▸ SHORT PROBLEM
Find the word "JSON" in the data. Return every line where it appears.

▸ DATA SUPPLIED
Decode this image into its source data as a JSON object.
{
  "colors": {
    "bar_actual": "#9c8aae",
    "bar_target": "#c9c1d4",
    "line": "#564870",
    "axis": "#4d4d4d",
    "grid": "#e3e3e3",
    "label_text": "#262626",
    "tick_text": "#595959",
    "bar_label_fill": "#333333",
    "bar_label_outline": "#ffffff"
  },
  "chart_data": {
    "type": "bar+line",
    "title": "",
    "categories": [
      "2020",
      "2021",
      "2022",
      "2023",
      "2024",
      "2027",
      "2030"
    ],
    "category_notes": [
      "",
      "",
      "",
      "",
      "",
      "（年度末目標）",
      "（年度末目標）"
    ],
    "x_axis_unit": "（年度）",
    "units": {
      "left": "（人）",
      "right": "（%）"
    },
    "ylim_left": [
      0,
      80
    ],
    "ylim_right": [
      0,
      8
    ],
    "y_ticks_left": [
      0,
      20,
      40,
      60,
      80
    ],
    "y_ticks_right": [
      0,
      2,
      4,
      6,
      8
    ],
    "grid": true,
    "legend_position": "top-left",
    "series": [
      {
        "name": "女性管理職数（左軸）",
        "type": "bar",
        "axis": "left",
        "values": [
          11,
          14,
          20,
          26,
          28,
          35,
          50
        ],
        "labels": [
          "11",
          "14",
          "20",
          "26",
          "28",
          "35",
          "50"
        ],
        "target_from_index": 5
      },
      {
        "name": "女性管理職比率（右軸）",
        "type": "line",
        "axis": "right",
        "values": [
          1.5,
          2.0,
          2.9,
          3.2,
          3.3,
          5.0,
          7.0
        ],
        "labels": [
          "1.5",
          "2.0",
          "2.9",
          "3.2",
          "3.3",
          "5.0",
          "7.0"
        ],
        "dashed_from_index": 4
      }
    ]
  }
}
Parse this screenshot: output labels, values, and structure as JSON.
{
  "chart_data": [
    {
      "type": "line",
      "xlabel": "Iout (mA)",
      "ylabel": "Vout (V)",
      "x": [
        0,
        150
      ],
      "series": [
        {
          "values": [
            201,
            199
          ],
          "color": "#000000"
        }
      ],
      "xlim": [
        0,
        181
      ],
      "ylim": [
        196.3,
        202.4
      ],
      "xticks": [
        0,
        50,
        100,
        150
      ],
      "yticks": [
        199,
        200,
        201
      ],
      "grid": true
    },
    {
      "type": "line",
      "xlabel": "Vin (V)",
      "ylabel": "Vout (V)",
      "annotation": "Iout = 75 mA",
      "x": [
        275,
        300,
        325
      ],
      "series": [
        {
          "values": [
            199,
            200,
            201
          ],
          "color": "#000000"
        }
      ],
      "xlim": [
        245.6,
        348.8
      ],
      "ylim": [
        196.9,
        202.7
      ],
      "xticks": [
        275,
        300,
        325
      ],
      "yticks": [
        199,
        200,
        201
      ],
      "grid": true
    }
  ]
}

▸ CORRECT RESPONSE
Decode this image into its source data as a JSON object.
Parse this screenshot: output labels, values, and structure as JSON.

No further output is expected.